Work to complete: Copy out the lines below word for word, with nothing changed.

Material for the task:
================

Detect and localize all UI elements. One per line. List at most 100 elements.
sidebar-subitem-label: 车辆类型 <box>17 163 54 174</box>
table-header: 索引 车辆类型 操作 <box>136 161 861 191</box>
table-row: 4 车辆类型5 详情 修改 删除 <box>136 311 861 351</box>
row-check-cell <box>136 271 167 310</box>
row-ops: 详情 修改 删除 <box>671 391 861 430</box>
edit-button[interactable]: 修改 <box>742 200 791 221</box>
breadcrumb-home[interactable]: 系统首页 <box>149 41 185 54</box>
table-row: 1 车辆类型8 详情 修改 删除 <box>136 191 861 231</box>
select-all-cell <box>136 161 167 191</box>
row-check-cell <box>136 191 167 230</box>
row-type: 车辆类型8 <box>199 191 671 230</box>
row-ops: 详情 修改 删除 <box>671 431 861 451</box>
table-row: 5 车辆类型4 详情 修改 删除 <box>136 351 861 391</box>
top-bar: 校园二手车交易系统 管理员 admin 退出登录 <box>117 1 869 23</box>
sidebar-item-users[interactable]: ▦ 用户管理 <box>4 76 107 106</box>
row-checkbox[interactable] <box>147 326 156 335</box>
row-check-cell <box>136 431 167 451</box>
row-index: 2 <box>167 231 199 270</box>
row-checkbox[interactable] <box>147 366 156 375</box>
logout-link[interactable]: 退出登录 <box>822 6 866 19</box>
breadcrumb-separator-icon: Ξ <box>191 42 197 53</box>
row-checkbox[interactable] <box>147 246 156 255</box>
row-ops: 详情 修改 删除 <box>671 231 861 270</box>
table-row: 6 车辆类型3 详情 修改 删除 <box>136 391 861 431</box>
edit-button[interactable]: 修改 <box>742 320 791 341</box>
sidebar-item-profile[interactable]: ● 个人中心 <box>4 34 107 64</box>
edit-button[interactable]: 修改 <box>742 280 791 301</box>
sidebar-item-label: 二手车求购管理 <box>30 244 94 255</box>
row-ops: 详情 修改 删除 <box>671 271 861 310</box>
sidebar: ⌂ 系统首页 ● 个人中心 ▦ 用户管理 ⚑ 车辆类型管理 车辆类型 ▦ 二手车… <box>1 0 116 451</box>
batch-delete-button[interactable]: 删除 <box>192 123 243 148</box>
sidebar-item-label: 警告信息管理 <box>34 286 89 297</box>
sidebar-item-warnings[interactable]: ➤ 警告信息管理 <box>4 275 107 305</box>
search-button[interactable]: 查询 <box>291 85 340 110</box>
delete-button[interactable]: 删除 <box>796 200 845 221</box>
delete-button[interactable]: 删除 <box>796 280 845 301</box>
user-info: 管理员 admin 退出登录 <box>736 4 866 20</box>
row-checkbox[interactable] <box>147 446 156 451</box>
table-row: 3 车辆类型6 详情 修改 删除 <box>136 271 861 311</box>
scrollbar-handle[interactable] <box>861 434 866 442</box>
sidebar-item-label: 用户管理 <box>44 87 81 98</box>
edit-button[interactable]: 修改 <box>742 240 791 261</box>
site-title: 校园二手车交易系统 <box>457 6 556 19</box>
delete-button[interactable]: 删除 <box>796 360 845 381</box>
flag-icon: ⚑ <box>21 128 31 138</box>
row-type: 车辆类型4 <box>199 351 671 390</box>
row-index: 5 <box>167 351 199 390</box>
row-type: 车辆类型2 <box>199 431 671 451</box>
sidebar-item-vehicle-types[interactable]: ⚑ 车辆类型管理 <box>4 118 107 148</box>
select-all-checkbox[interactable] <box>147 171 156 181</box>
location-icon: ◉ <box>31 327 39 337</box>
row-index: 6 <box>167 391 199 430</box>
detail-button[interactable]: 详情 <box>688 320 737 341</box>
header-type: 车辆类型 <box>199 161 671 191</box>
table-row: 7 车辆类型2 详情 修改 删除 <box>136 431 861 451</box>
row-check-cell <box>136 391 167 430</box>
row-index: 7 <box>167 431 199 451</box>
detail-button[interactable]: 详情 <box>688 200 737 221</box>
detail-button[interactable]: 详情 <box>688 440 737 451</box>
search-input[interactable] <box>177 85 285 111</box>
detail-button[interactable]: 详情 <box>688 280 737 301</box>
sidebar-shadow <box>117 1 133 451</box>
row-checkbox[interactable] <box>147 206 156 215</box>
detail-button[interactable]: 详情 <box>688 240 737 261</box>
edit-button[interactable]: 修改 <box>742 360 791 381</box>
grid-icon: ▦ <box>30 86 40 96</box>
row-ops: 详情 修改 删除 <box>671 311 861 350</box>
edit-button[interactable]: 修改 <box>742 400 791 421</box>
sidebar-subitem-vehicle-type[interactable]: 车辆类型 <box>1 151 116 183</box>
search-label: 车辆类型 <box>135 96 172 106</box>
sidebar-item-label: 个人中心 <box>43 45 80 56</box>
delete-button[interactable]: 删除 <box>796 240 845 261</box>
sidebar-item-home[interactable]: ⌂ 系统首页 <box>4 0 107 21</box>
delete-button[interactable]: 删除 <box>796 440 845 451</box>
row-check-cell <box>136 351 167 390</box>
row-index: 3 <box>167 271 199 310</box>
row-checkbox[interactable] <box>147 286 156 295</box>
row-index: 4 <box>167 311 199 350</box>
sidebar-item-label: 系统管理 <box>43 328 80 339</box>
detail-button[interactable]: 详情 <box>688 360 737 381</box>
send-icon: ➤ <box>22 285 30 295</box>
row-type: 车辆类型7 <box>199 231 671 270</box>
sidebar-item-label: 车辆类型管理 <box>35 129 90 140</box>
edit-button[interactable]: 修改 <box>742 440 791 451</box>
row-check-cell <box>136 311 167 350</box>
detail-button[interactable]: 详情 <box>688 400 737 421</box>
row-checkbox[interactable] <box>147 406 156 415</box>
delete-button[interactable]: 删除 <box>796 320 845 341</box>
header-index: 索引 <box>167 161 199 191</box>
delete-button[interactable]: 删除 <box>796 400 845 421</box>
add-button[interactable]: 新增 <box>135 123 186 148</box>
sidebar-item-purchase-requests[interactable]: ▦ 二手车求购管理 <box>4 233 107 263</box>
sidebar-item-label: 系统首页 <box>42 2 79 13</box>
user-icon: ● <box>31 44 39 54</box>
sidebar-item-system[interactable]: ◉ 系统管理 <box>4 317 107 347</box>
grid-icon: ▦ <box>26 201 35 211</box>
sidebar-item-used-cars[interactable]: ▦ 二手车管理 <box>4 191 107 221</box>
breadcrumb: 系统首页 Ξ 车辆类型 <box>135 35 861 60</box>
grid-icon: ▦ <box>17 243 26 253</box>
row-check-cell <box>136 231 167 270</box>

================

Result of this exercise:
Detect and localize all UI elements. One per line. List at most 100 elements.
sidebar-subitem-label: 车辆类型 <box>17 163 54 174</box>
table-header: 索引 车辆类型 操作 <box>136 161 861 191</box>
table-row: 4 车辆类型5 详情 修改 删除 <box>136 311 861 351</box>
row-check-cell <box>136 271 167 310</box>
row-ops: 详情 修改 删除 <box>671 391 861 430</box>
edit-button[interactable]: 修改 <box>742 200 791 221</box>
breadcrumb-home[interactable]: 系统首页 <box>149 41 185 54</box>
table-row: 1 车辆类型8 详情 修改 删除 <box>136 191 861 231</box>
select-all-cell <box>136 161 167 191</box>
row-check-cell <box>136 191 167 230</box>
row-type: 车辆类型8 <box>199 191 671 230</box>
row-ops: 详情 修改 删除 <box>671 431 861 451</box>
table-row: 5 车辆类型4 详情 修改 删除 <box>136 351 861 391</box>
top-bar: 校园二手车交易系统 管理员 admin 退出登录 <box>117 1 869 23</box>
sidebar-item-users[interactable]: ▦ 用户管理 <box>4 76 107 106</box>
row-checkbox[interactable] <box>147 326 156 335</box>
row-check-cell <box>136 431 167 451</box>
row-index: 2 <box>167 231 199 270</box>
row-checkbox[interactable] <box>147 366 156 375</box>
logout-link[interactable]: 退出登录 <box>822 6 866 19</box>
breadcrumb-separator-icon: Ξ <box>191 42 197 53</box>
row-checkbox[interactable] <box>147 246 156 255</box>
row-ops: 详情 修改 删除 <box>671 231 861 270</box>
table-row: 6 车辆类型3 详情 修改 删除 <box>136 391 861 431</box>
edit-button[interactable]: 修改 <box>742 320 791 341</box>
sidebar-item-profile[interactable]: ● 个人中心 <box>4 34 107 64</box>
edit-button[interactable]: 修改 <box>742 280 791 301</box>
sidebar-item-label: 二手车求购管理 <box>30 244 94 255</box>
row-ops: 详情 修改 删除 <box>671 271 861 310</box>
sidebar: ⌂ 系统首页 ● 个人中心 ▦ 用户管理 ⚑ 车辆类型管理 车辆类型 ▦ 二手车… <box>1 0 116 451</box>
batch-delete-button[interactable]: 删除 <box>192 123 243 148</box>
sidebar-item-label: 警告信息管理 <box>34 286 89 297</box>
sidebar-item-warnings[interactable]: ➤ 警告信息管理 <box>4 275 107 305</box>
search-button[interactable]: 查询 <box>291 85 340 110</box>
delete-button[interactable]: 删除 <box>796 200 845 221</box>
delete-button[interactable]: 删除 <box>796 280 845 301</box>
user-info: 管理员 admin 退出登录 <box>736 4 866 20</box>
row-checkbox[interactable] <box>147 446 156 451</box>
table-row: 3 车辆类型6 详情 修改 删除 <box>136 271 861 311</box>
scrollbar-handle[interactable] <box>861 434 866 442</box>
sidebar-item-label: 用户管理 <box>44 87 81 98</box>
edit-button[interactable]: 修改 <box>742 240 791 261</box>
site-title: 校园二手车交易系统 <box>457 6 556 19</box>
delete-button[interactable]: 删除 <box>796 360 845 381</box>
flag-icon: ⚑ <box>21 128 31 138</box>
row-type: 车辆类型4 <box>199 351 671 390</box>
row-index: 5 <box>167 351 199 390</box>
row-type: 车辆类型2 <box>199 431 671 451</box>
sidebar-item-vehicle-types[interactable]: ⚑ 车辆类型管理 <box>4 118 107 148</box>
select-all-checkbox[interactable] <box>147 171 156 181</box>
location-icon: ◉ <box>31 327 39 337</box>
row-index: 6 <box>167 391 199 430</box>
detail-button[interactable]: 详情 <box>688 320 737 341</box>
header-type: 车辆类型 <box>199 161 671 191</box>
table-row: 7 车辆类型2 详情 修改 删除 <box>136 431 861 451</box>
row-check-cell <box>136 391 167 430</box>
row-index: 7 <box>167 431 199 451</box>
detail-button[interactable]: 详情 <box>688 200 737 221</box>
detail-button[interactable]: 详情 <box>688 440 737 451</box>
search-input[interactable] <box>177 85 285 111</box>
detail-button[interactable]: 详情 <box>688 280 737 301</box>
sidebar-shadow <box>117 1 133 451</box>
row-checkbox[interactable] <box>147 206 156 215</box>
detail-button[interactable]: 详情 <box>688 240 737 261</box>
edit-button[interactable]: 修改 <box>742 360 791 381</box>
grid-icon: ▦ <box>30 86 40 96</box>
row-ops: 详情 修改 删除 <box>671 311 861 350</box>
edit-button[interactable]: 修改 <box>742 400 791 421</box>
sidebar-subitem-vehicle-type[interactable]: 车辆类型 <box>1 151 116 183</box>
search-label: 车辆类型 <box>135 96 172 106</box>
sidebar-item-label: 个人中心 <box>43 45 80 56</box>
delete-button[interactable]: 删除 <box>796 240 845 261</box>
sidebar-item-home[interactable]: ⌂ 系统首页 <box>4 0 107 21</box>
delete-button[interactable]: 删除 <box>796 440 845 451</box>
row-check-cell <box>136 351 167 390</box>
row-index: 3 <box>167 271 199 310</box>
row-checkbox[interactable] <box>147 286 156 295</box>
row-index: 4 <box>167 311 199 350</box>
sidebar-item-label: 系统管理 <box>43 328 80 339</box>
detail-button[interactable]: 详情 <box>688 360 737 381</box>
send-icon: ➤ <box>22 285 30 295</box>
row-type: 车辆类型7 <box>199 231 671 270</box>
sidebar-item-label: 车辆类型管理 <box>35 129 90 140</box>
edit-button[interactable]: 修改 <box>742 440 791 451</box>
row-check-cell <box>136 311 167 350</box>
detail-button[interactable]: 详情 <box>688 400 737 421</box>
row-checkbox[interactable] <box>147 406 156 415</box>
delete-button[interactable]: 删除 <box>796 320 845 341</box>
header-index: 索引 <box>167 161 199 191</box>
delete-button[interactable]: 删除 <box>796 400 845 421</box>
add-button[interactable]: 新增 <box>135 123 186 148</box>
sidebar-item-purchase-requests[interactable]: ▦ 二手车求购管理 <box>4 233 107 263</box>
sidebar-item-label: 系统首页 <box>42 2 79 13</box>
user-icon: ● <box>31 44 39 54</box>
sidebar-item-system[interactable]: ◉ 系统管理 <box>4 317 107 347</box>
grid-icon: ▦ <box>26 201 35 211</box>
sidebar-item-used-cars[interactable]: ▦ 二手车管理 <box>4 191 107 221</box>
breadcrumb: 系统首页 Ξ 车辆类型 <box>135 35 861 60</box>
grid-icon: ▦ <box>17 243 26 253</box>
row-check-cell <box>136 231 167 270</box>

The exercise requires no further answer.